Exercise directions:
Type the records out again in full, exactly.

[Records contained in a dataset]

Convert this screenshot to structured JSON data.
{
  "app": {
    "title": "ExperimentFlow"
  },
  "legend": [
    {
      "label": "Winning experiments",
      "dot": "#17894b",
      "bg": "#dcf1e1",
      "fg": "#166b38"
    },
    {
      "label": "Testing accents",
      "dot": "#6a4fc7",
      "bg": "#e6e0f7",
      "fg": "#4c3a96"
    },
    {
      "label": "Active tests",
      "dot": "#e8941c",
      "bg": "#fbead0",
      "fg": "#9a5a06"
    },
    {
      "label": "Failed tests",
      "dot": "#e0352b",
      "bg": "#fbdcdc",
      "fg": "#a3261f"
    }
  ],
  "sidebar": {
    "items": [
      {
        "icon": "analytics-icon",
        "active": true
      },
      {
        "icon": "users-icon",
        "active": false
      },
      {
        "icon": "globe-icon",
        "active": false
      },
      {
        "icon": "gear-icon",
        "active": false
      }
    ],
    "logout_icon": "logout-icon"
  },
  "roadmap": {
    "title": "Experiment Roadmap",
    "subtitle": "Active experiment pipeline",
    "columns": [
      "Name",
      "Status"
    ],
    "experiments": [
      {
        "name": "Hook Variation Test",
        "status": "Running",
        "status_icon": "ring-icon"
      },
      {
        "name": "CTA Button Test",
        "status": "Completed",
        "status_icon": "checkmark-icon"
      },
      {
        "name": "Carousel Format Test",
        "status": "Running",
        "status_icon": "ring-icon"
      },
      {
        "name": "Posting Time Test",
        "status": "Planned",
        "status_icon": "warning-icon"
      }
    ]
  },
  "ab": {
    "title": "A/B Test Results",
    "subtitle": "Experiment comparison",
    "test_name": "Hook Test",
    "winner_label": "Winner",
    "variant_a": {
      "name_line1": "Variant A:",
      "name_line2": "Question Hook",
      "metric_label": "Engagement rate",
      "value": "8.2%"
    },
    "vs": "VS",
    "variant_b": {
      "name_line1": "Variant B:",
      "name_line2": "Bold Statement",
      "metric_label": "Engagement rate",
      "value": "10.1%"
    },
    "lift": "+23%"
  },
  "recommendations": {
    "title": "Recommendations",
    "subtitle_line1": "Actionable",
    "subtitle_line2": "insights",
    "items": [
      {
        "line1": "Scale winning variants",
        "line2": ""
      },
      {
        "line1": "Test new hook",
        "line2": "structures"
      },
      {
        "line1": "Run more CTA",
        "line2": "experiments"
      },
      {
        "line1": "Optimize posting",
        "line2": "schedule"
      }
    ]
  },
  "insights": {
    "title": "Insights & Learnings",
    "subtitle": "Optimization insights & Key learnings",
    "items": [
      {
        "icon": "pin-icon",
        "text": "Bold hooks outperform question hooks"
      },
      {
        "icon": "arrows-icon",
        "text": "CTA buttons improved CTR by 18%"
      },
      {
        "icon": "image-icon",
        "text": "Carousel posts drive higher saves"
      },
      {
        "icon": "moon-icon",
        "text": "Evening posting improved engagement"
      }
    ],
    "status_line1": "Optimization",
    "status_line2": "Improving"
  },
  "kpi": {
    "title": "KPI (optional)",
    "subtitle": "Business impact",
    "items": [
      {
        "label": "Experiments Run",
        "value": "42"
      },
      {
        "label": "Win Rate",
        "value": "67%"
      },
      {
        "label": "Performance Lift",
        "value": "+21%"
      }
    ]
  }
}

Problem solution:
Convert this screenshot to structured JSON data.
{
  "app": {
    "title": "ExperimentFlow"
  },
  "legend": [
    {
      "label": "Winning experiments",
      "dot": "#17894b",
      "bg": "#dcf1e1",
      "fg": "#166b38"
    },
    {
      "label": "Testing accents",
      "dot": "#6a4fc7",
      "bg": "#e6e0f7",
      "fg": "#4c3a96"
    },
    {
      "label": "Active tests",
      "dot": "#e8941c",
      "bg": "#fbead0",
      "fg": "#9a5a06"
    },
    {
      "label": "Failed tests",
      "dot": "#e0352b",
      "bg": "#fbdcdc",
      "fg": "#a3261f"
    }
  ],
  "sidebar": {
    "items": [
      {
        "icon": "analytics-icon",
        "active": true
      },
      {
        "icon": "users-icon",
        "active": false
      },
      {
        "icon": "globe-icon",
        "active": false
      },
      {
        "icon": "gear-icon",
        "active": false
      }
    ],
    "logout_icon": "logout-icon"
  },
  "roadmap": {
    "title": "Experiment Roadmap",
    "subtitle": "Active experiment pipeline",
    "columns": [
      "Name",
      "Status"
    ],
    "experiments": [
      {
        "name": "Hook Variation Test",
        "status": "Running",
        "status_icon": "ring-icon"
      },
      {
        "name": "CTA Button Test",
        "status": "Completed",
        "status_icon": "checkmark-icon"
      },
      {
        "name": "Carousel Format Test",
        "status": "Running",
        "status_icon": "ring-icon"
      },
      {
        "name": "Posting Time Test",
        "status": "Planned",
        "status_icon": "warning-icon"
      }
    ]
  },
  "ab": {
    "title": "A/B Test Results",
    "subtitle": "Experiment comparison",
    "test_name": "Hook Test",
    "winner_label": "Winner",
    "variant_a": {
      "name_line1": "Variant A:",
      "name_line2": "Question Hook",
      "metric_label": "Engagement rate",
      "value": "8.2%"
    },
    "vs": "VS",
    "variant_b": {
      "name_line1": "Variant B:",
      "name_line2": "Bold Statement",
      "metric_label": "Engagement rate",
      "value": "10.1%"
    },
    "lift": "+23%"
  },
  "recommendations": {
    "title": "Recommendations",
    "subtitle_line1": "Actionable",
    "subtitle_line2": "insights",
    "items": [
      {
        "line1": "Scale winning variants",
        "line2": ""
      },
      {
        "line1": "Test new hook",
        "line2": "structures"
      },
      {
        "line1": "Run more CTA",
        "line2": "experiments"
      },
      {
        "line1": "Optimize posting",
        "line2": "schedule"
      }
    ]
  },
  "insights": {
    "title": "Insights & Learnings",
    "subtitle": "Optimization insights & Key learnings",
    "items": [
      {
        "icon": "pin-icon",
        "text": "Bold hooks outperform question hooks"
      },
      {
        "icon": "arrows-icon",
        "text": "CTA buttons improved CTR by 18%"
      },
      {
        "icon": "image-icon",
        "text": "Carousel posts drive higher saves"
      },
      {
        "icon": "moon-icon",
        "text": "Evening posting improved engagement"
      }
    ],
    "status_line1": "Optimization",
    "status_line2": "Improving"
  },
  "kpi": {
    "title": "KPI (optional)",
    "subtitle": "Business impact",
    "items": [
      {
        "label": "Experiments Run",
        "value": "42"
      },
      {
        "label": "Win Rate",
        "value": "67%"
      },
      {
        "label": "Performance Lift",
        "value": "+21%"
      }
    ]
  }
}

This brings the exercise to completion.